WRITTEN PROBLEM: Return the listing below unchanged, minus its pictures.

-- start of DATA TO USE --

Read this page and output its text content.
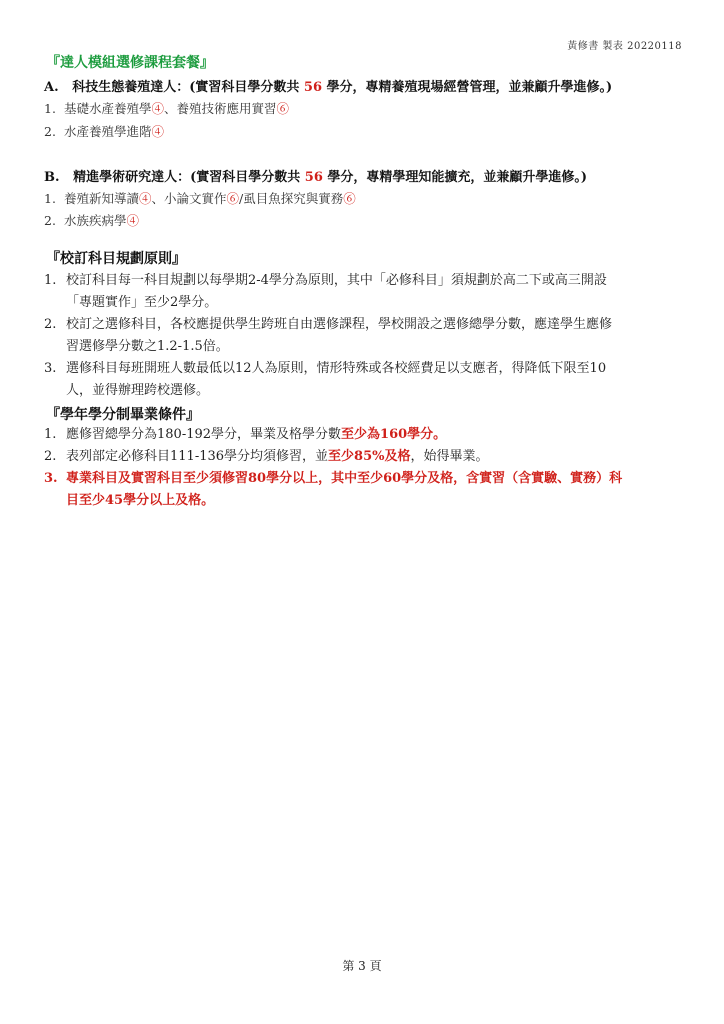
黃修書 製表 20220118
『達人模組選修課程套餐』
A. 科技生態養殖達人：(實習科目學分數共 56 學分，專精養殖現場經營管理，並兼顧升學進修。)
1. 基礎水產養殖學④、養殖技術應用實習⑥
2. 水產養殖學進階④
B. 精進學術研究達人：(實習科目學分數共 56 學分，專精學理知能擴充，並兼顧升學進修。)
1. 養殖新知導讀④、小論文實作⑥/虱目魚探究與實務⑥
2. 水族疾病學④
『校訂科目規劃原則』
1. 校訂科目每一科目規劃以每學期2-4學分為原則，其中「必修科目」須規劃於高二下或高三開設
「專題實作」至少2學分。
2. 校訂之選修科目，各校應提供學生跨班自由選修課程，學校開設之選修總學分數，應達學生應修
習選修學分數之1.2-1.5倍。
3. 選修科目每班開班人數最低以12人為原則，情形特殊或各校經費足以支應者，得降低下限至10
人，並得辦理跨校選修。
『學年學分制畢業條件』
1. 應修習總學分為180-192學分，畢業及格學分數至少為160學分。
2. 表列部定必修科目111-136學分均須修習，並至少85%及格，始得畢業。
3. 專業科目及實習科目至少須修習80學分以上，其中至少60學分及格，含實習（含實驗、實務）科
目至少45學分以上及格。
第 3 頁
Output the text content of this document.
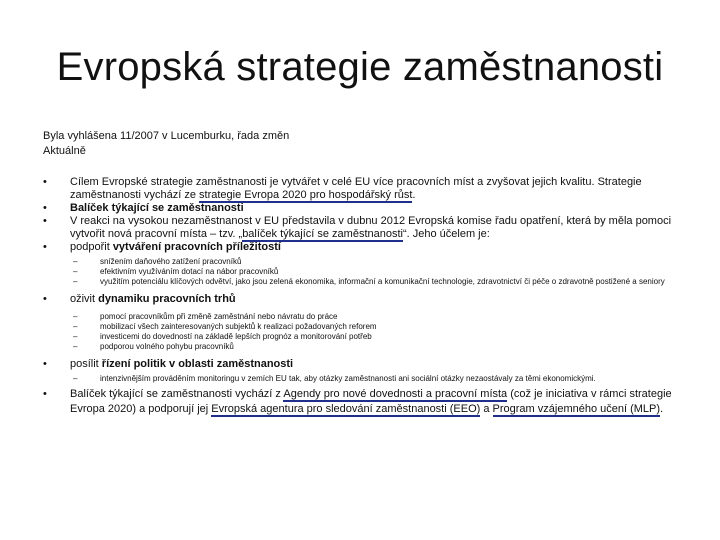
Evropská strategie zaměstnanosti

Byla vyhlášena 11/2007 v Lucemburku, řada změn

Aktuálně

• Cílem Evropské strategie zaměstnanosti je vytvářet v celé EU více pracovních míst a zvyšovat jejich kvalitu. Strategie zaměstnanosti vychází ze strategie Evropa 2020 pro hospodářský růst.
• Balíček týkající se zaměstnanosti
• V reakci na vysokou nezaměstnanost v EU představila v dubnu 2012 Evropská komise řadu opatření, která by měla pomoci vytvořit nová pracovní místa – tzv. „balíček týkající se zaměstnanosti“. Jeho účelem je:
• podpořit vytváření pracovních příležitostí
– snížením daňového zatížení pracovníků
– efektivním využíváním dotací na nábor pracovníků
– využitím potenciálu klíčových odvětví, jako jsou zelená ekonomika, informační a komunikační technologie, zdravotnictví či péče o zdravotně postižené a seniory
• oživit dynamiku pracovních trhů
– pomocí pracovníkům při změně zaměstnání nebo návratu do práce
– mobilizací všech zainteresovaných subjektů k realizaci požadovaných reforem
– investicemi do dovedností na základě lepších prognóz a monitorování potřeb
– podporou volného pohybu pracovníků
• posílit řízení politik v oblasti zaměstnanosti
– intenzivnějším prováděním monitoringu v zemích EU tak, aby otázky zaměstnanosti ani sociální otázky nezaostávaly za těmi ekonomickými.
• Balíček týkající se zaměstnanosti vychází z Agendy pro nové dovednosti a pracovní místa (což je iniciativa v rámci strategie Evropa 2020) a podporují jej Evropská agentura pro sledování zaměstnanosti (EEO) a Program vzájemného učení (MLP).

-- end of DATA TO USE --

TASK SOLUTION:
Read this page and output its text content.
黃修書 製表 20220118
『達人模組選修課程套餐』
A. 科技生態養殖達人：(實習科目學分數共 56 學分，專精養殖現場經營管理，並兼顧升學進修。)
1. 基礎水產養殖學④、養殖技術應用實習⑥
2. 水產養殖學進階④
B. 精進學術研究達人：(實習科目學分數共 56 學分，專精學理知能擴充，並兼顧升學進修。)
1. 養殖新知導讀④、小論文實作⑥/虱目魚探究與實務⑥
2. 水族疾病學④
『校訂科目規劃原則』
1. 校訂科目每一科目規劃以每學期2-4學分為原則，其中「必修科目」須規劃於高二下或高三開設
「專題實作」至少2學分。
2. 校訂之選修科目，各校應提供學生跨班自由選修課程，學校開設之選修總學分數，應達學生應修
習選修學分數之1.2-1.5倍。
3. 選修科目每班開班人數最低以12人為原則，情形特殊或各校經費足以支應者，得降低下限至10
人，並得辦理跨校選修。
『學年學分制畢業條件』
1. 應修習總學分為180-192學分，畢業及格學分數至少為160學分。
2. 表列部定必修科目111-136學分均須修習，並至少85%及格，始得畢業。
3. 專業科目及實習科目至少須修習80學分以上，其中至少60學分及格，含實習（含實驗、實務）科
目至少45學分以上及格。
第 3 頁
Output the text content of this document.
Evropská strategie zaměstnanosti

Byla vyhlášena 11/2007 v Lucemburku, řada změn

Aktuálně

• Cílem Evropské strategie zaměstnanosti je vytvářet v celé EU více pracovních míst a zvyšovat jejich kvalitu. Strategie zaměstnanosti vychází ze strategie Evropa 2020 pro hospodářský růst.
• Balíček týkající se zaměstnanosti
• V reakci na vysokou nezaměstnanost v EU představila v dubnu 2012 Evropská komise řadu opatření, která by měla pomoci vytvořit nová pracovní místa – tzv. „balíček týkající se zaměstnanosti“. Jeho účelem je:
• podpořit vytváření pracovních příležitostí
– snížením daňového zatížení pracovníků
– efektivním využíváním dotací na nábor pracovníků
– využitím potenciálu klíčových odvětví, jako jsou zelená ekonomika, informační a komunikační technologie, zdravotnictví či péče o zdravotně postižené a seniory
• oživit dynamiku pracovních trhů
– pomocí pracovníkům při změně zaměstnání nebo návratu do práce
– mobilizací všech zainteresovaných subjektů k realizaci požadovaných reforem
– investicemi do dovedností na základě lepších prognóz a monitorování potřeb
– podporou volného pohybu pracovníků
• posílit řízení politik v oblasti zaměstnanosti
– intenzivnějším prováděním monitoringu v zemích EU tak, aby otázky zaměstnanosti ani sociální otázky nezaostávaly za těmi ekonomickými.
• Balíček týkající se zaměstnanosti vychází z Agendy pro nové dovednosti a pracovní místa (což je iniciativa v rámci strategie Evropa 2020) a podporují jej Evropská agentura pro sledování zaměstnanosti (EEO) a Program vzájemného učení (MLP).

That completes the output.